● **WORK INSTRUCTIONS**
Look through the listing below and report how many lines contain "необхідна", as a bare number.

● **MATERIAL FOR THIS EXERCISE**
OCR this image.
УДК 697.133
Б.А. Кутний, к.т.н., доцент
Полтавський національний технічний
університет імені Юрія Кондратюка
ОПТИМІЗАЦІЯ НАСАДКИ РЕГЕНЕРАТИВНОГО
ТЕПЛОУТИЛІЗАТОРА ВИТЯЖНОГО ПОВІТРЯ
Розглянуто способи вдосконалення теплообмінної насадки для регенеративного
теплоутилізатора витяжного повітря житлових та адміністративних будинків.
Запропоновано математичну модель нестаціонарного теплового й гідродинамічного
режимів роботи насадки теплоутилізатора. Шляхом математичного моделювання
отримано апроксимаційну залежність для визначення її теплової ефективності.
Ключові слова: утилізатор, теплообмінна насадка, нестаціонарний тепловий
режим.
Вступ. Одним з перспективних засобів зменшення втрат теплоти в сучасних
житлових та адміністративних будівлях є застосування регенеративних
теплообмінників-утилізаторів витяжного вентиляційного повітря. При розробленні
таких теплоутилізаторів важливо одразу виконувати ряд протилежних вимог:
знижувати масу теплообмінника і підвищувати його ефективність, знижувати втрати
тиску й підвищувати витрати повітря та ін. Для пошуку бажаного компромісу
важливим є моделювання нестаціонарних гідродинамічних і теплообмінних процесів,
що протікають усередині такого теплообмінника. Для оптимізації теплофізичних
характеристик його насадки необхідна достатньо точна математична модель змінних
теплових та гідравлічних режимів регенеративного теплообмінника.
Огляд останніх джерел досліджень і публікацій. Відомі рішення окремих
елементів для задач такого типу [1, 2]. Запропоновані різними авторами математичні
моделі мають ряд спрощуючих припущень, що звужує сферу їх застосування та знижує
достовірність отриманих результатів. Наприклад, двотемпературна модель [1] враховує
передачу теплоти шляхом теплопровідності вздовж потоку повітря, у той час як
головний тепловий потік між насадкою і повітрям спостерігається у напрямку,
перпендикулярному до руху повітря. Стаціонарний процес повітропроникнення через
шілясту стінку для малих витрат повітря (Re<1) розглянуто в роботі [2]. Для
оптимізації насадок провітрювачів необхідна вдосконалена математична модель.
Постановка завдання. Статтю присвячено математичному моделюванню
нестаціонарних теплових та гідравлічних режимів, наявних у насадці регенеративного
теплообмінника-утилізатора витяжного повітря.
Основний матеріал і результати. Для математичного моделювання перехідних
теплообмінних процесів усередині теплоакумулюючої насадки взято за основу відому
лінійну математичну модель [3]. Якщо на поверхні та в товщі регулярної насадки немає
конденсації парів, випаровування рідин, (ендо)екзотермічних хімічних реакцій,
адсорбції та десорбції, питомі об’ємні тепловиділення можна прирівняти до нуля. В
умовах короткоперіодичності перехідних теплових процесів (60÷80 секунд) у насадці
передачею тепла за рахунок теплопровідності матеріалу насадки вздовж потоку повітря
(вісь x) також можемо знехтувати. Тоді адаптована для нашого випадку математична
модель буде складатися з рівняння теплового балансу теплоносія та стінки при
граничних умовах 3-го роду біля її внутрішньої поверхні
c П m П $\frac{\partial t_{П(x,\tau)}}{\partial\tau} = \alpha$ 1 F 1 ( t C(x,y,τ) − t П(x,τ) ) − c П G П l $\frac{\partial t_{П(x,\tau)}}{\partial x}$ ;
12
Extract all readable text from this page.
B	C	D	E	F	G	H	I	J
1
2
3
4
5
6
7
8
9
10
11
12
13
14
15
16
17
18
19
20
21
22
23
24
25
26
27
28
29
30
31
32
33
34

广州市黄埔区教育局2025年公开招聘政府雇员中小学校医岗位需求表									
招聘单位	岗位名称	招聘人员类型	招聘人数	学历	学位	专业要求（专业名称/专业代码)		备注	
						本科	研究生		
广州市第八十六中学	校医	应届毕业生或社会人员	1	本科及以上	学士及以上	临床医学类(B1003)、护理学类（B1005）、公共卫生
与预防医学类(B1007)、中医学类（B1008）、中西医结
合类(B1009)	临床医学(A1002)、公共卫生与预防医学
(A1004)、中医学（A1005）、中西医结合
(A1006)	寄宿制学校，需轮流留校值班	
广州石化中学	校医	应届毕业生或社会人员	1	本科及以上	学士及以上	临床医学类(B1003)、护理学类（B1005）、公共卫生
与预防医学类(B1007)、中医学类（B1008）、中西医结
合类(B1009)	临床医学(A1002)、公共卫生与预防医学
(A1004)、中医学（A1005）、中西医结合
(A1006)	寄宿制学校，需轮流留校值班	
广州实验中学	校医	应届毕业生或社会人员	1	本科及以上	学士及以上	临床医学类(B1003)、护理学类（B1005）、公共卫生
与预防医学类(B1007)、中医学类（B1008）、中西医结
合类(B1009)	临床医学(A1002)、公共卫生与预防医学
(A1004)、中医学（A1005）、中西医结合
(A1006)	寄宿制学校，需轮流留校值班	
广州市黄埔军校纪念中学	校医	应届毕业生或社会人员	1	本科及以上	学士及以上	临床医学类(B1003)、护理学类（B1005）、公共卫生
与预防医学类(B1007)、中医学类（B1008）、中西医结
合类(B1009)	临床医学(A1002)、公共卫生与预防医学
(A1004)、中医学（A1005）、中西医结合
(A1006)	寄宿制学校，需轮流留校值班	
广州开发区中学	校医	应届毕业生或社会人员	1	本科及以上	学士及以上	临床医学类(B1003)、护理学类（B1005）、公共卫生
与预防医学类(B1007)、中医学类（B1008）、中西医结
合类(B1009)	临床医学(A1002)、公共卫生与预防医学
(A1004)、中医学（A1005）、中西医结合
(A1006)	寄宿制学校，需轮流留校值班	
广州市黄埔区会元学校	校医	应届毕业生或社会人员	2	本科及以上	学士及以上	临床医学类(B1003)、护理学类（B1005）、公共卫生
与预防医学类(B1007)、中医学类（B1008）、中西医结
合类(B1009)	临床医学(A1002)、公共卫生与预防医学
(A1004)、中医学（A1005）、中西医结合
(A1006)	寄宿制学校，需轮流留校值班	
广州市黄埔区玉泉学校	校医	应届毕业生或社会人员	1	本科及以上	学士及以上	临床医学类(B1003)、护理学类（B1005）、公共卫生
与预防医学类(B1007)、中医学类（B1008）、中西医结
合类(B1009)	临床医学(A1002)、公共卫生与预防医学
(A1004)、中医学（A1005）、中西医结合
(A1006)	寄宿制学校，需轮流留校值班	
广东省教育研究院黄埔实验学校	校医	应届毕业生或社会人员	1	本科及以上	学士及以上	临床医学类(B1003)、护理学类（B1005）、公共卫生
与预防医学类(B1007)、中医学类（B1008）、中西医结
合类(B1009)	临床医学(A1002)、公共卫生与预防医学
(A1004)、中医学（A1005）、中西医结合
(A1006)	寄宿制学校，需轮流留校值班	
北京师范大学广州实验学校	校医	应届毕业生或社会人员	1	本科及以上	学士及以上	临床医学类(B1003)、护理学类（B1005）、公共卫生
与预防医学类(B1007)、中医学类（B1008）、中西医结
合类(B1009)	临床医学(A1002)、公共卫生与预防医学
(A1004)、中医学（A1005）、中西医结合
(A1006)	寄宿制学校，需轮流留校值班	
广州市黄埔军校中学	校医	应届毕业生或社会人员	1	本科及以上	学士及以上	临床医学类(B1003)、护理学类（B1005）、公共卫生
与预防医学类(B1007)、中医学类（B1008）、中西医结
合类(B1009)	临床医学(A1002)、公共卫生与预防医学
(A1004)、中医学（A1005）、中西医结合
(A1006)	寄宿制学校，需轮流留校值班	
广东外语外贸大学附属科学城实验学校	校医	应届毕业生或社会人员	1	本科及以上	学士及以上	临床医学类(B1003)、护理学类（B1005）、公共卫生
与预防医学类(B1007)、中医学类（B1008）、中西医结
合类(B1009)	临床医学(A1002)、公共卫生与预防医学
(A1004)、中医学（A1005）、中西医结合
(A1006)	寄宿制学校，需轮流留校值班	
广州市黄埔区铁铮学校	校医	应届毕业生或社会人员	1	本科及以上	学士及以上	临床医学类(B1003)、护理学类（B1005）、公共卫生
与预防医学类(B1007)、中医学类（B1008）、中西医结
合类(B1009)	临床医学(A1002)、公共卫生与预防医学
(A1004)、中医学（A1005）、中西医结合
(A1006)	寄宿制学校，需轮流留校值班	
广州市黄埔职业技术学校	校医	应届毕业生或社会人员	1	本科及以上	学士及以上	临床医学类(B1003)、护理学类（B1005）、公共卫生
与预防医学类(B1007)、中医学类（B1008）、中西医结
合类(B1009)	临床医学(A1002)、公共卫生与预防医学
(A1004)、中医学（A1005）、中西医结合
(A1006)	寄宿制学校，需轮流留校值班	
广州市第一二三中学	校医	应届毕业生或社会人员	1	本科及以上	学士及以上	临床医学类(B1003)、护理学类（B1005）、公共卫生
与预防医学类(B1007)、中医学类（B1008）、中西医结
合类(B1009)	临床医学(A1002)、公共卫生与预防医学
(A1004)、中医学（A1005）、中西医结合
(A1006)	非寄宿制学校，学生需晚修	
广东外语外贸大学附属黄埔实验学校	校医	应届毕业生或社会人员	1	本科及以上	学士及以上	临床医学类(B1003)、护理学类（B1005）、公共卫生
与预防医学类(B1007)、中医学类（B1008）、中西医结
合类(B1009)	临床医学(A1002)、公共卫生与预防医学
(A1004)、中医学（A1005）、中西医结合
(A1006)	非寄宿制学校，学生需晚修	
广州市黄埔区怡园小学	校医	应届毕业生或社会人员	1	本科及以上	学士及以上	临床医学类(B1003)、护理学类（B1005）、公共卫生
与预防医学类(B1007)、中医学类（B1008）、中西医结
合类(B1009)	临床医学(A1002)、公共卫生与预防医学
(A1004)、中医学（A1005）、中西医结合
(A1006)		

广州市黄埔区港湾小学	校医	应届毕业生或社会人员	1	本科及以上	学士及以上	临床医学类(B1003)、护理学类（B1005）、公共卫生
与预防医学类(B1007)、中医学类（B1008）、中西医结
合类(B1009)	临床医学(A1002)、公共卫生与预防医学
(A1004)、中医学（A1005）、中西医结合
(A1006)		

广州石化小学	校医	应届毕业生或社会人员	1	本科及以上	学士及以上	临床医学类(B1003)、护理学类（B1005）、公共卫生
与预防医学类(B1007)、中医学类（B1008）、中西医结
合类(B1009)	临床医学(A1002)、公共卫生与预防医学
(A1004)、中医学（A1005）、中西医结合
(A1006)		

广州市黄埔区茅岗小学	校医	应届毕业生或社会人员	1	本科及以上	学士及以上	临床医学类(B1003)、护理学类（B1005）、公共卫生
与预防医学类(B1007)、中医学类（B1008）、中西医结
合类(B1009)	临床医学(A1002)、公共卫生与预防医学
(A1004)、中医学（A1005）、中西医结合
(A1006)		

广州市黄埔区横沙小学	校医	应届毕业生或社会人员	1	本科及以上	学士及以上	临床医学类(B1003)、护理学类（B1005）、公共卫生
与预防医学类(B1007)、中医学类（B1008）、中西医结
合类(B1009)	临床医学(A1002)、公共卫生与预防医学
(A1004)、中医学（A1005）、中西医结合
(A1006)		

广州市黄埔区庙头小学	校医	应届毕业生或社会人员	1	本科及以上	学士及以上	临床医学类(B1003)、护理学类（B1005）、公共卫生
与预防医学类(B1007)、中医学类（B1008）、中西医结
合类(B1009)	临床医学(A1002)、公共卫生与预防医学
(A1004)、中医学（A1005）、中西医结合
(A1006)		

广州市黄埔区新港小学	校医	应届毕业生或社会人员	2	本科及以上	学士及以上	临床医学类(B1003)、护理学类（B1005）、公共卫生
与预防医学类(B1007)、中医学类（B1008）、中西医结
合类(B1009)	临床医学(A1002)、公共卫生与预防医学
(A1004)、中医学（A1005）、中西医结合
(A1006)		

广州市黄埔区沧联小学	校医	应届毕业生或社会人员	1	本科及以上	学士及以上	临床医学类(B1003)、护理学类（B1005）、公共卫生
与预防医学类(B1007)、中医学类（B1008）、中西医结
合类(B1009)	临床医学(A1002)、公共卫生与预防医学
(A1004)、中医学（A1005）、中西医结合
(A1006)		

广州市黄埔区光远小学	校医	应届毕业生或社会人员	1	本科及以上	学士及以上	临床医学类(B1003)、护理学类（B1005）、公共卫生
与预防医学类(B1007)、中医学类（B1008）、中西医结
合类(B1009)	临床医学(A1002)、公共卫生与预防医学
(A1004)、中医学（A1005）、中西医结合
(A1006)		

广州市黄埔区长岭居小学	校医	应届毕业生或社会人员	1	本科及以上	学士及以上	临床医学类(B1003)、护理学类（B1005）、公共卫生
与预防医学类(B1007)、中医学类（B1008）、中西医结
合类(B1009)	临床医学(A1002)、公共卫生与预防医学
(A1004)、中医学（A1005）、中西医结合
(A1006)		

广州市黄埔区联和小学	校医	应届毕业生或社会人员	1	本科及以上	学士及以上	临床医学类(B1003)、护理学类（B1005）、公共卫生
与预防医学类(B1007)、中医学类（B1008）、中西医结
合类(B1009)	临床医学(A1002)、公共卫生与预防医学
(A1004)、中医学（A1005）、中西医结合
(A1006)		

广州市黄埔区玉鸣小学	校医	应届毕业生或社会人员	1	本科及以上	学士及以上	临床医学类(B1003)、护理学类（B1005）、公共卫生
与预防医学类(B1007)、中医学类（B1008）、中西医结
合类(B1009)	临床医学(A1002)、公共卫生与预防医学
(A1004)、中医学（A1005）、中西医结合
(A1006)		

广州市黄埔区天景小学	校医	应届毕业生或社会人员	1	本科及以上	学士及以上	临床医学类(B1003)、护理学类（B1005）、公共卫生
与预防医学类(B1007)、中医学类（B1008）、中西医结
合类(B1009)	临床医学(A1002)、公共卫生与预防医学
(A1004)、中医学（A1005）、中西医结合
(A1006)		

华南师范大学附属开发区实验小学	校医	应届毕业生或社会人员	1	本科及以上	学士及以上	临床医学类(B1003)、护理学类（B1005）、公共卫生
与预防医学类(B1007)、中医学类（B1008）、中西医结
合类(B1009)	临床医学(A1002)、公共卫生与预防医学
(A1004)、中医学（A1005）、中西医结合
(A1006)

● **TASK RESPONSE**
2